Working data |
%%
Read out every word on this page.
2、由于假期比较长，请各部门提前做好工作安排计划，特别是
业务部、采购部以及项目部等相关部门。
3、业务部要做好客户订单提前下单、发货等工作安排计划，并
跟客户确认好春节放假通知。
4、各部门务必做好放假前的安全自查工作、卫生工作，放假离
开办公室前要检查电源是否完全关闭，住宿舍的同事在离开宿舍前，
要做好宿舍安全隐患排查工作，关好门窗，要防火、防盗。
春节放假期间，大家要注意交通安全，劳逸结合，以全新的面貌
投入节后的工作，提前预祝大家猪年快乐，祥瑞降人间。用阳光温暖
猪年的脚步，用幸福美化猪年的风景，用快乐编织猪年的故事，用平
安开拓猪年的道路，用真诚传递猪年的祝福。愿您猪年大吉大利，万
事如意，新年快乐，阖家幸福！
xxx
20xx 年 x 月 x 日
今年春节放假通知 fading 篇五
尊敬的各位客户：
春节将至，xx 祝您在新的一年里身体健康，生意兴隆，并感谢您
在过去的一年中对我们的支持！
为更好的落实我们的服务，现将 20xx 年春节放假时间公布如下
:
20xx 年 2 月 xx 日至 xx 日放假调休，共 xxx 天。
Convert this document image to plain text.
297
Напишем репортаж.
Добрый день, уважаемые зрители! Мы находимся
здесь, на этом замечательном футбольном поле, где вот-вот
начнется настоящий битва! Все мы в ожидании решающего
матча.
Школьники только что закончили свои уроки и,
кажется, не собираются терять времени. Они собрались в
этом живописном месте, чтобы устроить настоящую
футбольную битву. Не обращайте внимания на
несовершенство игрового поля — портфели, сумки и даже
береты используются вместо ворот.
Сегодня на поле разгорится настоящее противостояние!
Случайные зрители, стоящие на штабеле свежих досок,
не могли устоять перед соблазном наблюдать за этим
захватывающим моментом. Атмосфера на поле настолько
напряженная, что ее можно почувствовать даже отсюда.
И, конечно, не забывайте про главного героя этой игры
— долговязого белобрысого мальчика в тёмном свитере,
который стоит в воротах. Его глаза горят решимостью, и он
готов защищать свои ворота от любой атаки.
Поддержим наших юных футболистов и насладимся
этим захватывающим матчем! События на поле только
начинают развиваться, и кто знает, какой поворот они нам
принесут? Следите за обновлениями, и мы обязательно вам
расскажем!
%%
Your task is to output all of the data above word for word.

Read out every word on this page.
2、由于假期比较长，请各部门提前做好工作安排计划，特别是
业务部、采购部以及项目部等相关部门。
3、业务部要做好客户订单提前下单、发货等工作安排计划，并
跟客户确认好春节放假通知。
4、各部门务必做好放假前的安全自查工作、卫生工作，放假离
开办公室前要检查电源是否完全关闭，住宿舍的同事在离开宿舍前，
要做好宿舍安全隐患排查工作，关好门窗，要防火、防盗。
春节放假期间，大家要注意交通安全，劳逸结合，以全新的面貌
投入节后的工作，提前预祝大家猪年快乐，祥瑞降人间。用阳光温暖
猪年的脚步，用幸福美化猪年的风景，用快乐编织猪年的故事，用平
安开拓猪年的道路，用真诚传递猪年的祝福。愿您猪年大吉大利，万
事如意，新年快乐，阖家幸福！
xxx
20xx 年 x 月 x 日
今年春节放假通知 fading 篇五
尊敬的各位客户：
春节将至，xx 祝您在新的一年里身体健康，生意兴隆，并感谢您
在过去的一年中对我们的支持！
为更好的落实我们的服务，现将 20xx 年春节放假时间公布如下
:
20xx 年 2 月 xx 日至 xx 日放假调休，共 xxx 天。
Convert this document image to plain text.
297
Напишем репортаж.
Добрый день, уважаемые зрители! Мы находимся
здесь, на этом замечательном футбольном поле, где вот-вот
начнется настоящий битва! Все мы в ожидании решающего
матча.
Школьники только что закончили свои уроки и,
кажется, не собираются терять времени. Они собрались в
этом живописном месте, чтобы устроить настоящую
футбольную битву. Не обращайте внимания на
несовершенство игрового поля — портфели, сумки и даже
береты используются вместо ворот.
Сегодня на поле разгорится настоящее противостояние!
Случайные зрители, стоящие на штабеле свежих досок,
не могли устоять перед соблазном наблюдать за этим
захватывающим моментом. Атмосфера на поле настолько
напряженная, что ее можно почувствовать даже отсюда.
И, конечно, не забывайте про главного героя этой игры
— долговязого белобрысого мальчика в тёмном свитере,
который стоит в воротах. Его глаза горят решимостью, и он
готов защищать свои ворота от любой атаки.
Поддержим наших юных футболистов и насладимся
этим захватывающим матчем! События на поле только
начинают развиваться, и кто знает, какой поворот они нам
принесут? Следите за обновлениями, и мы обязательно вам
расскажем!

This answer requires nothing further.